Return every line of the data below that contains the string "Bcklg".

++++++++

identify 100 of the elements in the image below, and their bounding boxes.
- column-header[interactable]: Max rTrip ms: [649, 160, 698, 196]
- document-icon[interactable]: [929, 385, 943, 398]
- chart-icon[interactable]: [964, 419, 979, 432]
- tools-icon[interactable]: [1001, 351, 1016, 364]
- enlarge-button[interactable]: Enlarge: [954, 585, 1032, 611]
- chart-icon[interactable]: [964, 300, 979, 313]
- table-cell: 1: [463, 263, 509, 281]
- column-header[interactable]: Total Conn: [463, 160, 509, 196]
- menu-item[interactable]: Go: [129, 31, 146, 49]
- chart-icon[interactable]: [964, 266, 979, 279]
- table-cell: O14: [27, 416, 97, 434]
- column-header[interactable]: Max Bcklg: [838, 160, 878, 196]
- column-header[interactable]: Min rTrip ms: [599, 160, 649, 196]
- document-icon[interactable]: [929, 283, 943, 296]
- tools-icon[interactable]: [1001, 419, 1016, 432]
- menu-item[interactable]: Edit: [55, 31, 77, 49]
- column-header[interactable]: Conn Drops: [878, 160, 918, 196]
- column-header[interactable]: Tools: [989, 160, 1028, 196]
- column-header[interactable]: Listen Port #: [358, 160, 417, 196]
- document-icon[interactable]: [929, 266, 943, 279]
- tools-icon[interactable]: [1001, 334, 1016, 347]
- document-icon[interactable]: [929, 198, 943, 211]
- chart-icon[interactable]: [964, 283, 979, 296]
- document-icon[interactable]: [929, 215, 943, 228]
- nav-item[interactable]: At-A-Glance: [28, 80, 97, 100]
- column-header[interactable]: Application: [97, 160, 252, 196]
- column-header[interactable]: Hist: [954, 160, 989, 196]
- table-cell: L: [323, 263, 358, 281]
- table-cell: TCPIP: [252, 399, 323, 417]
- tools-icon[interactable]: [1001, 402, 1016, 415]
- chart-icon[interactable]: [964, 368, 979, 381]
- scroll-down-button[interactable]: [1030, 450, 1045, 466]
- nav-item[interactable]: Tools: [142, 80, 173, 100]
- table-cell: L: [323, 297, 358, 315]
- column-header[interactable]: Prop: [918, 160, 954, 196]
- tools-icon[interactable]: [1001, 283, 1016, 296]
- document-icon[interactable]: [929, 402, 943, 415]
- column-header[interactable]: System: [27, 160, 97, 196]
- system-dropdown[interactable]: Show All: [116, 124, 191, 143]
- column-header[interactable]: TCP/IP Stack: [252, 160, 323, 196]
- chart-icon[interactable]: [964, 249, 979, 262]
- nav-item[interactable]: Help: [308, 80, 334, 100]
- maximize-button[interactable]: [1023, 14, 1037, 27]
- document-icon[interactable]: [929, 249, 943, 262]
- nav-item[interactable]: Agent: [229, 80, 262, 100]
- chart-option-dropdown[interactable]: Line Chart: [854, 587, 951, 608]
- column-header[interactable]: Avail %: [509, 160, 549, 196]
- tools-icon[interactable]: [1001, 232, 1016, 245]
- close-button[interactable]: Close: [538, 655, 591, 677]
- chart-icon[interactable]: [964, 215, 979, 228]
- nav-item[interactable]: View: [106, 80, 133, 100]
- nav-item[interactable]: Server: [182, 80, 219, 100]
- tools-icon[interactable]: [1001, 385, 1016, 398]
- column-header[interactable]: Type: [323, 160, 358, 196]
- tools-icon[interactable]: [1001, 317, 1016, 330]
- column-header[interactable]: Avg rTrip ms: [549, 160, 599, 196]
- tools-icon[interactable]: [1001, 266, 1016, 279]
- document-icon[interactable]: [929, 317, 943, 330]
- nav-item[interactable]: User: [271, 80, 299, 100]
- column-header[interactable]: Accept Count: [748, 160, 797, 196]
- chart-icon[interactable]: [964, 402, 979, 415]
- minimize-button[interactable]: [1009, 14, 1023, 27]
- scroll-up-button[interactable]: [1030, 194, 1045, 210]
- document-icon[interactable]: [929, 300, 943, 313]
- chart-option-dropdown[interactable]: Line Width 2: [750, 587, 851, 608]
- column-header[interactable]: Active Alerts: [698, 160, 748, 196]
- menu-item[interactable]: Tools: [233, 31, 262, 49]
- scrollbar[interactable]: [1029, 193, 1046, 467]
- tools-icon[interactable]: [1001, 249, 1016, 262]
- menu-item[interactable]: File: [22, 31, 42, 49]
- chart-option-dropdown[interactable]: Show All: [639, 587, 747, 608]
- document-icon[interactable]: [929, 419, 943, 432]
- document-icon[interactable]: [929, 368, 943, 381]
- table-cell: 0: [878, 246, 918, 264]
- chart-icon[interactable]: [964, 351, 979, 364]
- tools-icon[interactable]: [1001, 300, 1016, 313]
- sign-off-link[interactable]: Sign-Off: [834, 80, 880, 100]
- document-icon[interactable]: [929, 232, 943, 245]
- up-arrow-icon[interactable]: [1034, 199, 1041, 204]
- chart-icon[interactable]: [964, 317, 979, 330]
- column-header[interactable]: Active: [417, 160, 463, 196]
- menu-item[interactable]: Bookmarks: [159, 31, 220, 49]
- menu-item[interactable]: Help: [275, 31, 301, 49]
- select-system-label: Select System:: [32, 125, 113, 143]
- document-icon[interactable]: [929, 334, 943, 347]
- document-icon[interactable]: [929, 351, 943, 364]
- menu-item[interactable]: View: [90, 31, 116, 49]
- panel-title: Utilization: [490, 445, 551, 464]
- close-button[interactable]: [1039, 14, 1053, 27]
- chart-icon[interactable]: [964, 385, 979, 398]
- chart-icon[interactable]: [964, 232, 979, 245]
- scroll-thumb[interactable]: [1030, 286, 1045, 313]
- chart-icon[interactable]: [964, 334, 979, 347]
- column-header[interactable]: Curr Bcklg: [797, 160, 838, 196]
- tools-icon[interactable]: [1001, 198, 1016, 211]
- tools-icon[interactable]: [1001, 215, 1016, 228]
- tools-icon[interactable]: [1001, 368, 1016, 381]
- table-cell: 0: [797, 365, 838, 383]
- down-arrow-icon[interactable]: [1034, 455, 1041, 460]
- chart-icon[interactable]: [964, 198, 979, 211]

++++++++

FINISHED EXERCISE →
- column-header[interactable]: Max Bcklg: [838, 160, 878, 196]
- column-header[interactable]: Curr Bcklg: [797, 160, 838, 196]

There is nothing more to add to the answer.